> **Task brief**
Pull out all lines from the listing below in which the word "name" appears.
[START]
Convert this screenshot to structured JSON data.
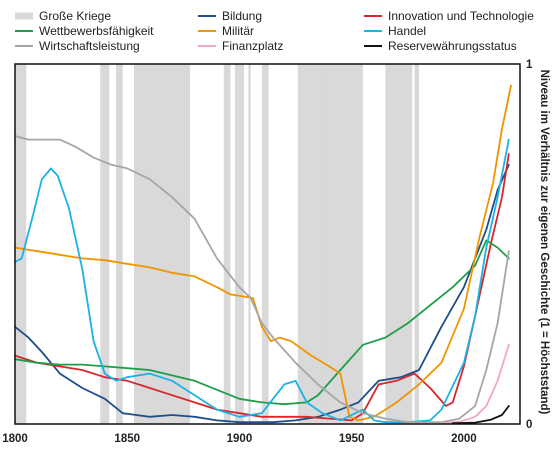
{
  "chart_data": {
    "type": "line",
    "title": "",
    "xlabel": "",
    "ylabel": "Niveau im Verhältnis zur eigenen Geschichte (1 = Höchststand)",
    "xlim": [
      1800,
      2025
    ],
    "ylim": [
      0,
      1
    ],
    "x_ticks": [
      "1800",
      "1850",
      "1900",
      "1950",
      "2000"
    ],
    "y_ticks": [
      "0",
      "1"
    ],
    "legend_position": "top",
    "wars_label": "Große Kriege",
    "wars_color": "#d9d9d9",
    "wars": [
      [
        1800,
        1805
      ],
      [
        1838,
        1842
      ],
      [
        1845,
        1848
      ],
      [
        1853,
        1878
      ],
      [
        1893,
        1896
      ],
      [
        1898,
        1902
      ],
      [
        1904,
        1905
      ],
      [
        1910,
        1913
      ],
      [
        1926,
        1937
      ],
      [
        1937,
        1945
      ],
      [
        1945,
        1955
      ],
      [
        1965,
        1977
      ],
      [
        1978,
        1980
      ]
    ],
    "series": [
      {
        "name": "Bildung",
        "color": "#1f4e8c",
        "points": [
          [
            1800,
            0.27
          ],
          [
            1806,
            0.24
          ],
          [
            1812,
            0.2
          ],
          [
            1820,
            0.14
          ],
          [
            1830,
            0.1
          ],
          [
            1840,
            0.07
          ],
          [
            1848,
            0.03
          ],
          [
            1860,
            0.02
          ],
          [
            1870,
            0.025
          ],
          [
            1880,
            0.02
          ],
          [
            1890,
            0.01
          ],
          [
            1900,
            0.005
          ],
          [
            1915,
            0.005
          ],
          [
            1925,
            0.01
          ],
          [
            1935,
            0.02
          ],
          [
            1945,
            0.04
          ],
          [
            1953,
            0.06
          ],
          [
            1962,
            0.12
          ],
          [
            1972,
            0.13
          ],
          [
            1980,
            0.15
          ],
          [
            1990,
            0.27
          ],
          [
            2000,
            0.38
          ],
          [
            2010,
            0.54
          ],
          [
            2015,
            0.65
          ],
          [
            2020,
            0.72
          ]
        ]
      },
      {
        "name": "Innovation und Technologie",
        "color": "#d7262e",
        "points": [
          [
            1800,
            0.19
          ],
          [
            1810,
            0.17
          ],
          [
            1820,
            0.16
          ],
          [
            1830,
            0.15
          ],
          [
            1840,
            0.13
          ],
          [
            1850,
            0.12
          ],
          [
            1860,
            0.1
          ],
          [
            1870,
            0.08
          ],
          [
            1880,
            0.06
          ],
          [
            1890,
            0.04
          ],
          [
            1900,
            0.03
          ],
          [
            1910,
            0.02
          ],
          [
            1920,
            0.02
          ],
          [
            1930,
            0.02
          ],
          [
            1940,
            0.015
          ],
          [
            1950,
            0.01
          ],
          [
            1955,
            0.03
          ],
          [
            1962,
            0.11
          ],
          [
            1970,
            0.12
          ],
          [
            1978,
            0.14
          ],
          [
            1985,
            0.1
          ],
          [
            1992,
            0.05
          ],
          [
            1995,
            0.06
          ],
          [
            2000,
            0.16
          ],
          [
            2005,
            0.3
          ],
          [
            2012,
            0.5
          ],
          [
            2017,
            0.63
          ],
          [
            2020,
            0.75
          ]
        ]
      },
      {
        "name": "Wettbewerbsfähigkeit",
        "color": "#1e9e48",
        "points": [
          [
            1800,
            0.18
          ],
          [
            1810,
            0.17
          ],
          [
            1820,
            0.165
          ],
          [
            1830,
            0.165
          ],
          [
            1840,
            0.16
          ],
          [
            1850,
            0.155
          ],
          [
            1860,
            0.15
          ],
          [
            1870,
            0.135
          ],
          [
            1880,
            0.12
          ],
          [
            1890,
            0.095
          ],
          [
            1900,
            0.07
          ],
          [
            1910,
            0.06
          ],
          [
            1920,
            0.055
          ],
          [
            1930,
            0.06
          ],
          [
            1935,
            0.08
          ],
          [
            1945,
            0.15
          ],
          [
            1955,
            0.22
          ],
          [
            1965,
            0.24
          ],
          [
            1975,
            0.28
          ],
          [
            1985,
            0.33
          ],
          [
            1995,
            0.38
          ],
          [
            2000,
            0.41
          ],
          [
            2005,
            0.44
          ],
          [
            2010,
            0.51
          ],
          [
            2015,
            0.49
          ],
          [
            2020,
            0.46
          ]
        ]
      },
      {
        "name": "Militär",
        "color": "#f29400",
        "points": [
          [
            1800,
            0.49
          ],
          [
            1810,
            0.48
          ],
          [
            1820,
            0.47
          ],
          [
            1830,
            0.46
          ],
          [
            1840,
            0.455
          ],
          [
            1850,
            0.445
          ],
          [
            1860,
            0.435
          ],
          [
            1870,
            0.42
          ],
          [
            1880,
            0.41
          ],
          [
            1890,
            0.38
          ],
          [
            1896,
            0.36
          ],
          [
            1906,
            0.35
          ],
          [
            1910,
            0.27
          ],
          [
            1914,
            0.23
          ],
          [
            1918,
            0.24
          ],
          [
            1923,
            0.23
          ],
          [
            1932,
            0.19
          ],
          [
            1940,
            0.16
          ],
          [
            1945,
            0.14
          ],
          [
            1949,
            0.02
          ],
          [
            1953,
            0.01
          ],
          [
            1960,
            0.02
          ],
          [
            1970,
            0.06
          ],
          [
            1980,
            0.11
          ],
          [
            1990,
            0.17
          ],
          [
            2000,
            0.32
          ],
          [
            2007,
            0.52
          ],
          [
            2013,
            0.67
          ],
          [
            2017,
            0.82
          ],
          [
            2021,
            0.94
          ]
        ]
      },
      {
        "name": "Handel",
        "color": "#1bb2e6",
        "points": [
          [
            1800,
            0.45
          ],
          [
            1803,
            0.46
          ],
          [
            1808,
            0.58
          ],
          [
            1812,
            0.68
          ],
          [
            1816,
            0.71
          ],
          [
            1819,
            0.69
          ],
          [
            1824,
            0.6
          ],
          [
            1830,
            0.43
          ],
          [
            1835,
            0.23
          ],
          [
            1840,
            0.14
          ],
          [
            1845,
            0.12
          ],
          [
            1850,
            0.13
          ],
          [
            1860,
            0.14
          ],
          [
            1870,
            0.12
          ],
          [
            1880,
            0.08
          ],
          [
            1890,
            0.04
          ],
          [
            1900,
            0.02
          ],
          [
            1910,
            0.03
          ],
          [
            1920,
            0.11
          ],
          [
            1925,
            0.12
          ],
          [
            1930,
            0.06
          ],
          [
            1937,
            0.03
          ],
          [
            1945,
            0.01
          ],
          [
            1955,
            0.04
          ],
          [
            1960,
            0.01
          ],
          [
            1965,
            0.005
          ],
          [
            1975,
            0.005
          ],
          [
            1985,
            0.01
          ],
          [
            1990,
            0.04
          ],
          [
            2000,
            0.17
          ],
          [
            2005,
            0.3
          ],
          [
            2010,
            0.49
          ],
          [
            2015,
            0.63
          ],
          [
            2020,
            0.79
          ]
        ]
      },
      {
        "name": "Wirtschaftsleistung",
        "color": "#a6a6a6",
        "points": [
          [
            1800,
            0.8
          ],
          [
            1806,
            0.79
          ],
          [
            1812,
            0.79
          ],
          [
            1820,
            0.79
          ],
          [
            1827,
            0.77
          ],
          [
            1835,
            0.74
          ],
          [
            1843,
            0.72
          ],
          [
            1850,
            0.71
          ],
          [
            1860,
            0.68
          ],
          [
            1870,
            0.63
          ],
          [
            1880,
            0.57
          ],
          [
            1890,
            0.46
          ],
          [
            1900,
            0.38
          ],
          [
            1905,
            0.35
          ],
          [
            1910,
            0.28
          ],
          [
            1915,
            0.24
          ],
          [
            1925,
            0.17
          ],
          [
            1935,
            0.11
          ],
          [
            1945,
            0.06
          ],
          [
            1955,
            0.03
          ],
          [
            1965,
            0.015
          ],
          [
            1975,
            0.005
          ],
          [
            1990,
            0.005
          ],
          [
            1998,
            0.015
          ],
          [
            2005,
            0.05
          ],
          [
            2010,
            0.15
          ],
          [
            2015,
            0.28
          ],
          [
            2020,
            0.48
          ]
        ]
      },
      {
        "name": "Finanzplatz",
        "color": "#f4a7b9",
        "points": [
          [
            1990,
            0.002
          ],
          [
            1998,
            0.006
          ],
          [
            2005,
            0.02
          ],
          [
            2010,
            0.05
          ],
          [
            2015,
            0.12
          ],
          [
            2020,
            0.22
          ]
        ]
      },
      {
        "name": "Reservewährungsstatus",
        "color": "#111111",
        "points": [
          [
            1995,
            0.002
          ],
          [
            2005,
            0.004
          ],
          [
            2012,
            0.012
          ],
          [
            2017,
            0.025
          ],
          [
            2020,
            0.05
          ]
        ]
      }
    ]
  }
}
[END]
> **Output for this task**
        "name": "Bildung",
        "name": "Innovation und Technologie",
        "name": "Wettbewerbsfähigkeit",
        "name": "Militär",
        "name": "Handel",
        "name": "Wirtschaftsleistung",
        "name": "Finanzplatz",
        "name": "Reservewährungsstatus",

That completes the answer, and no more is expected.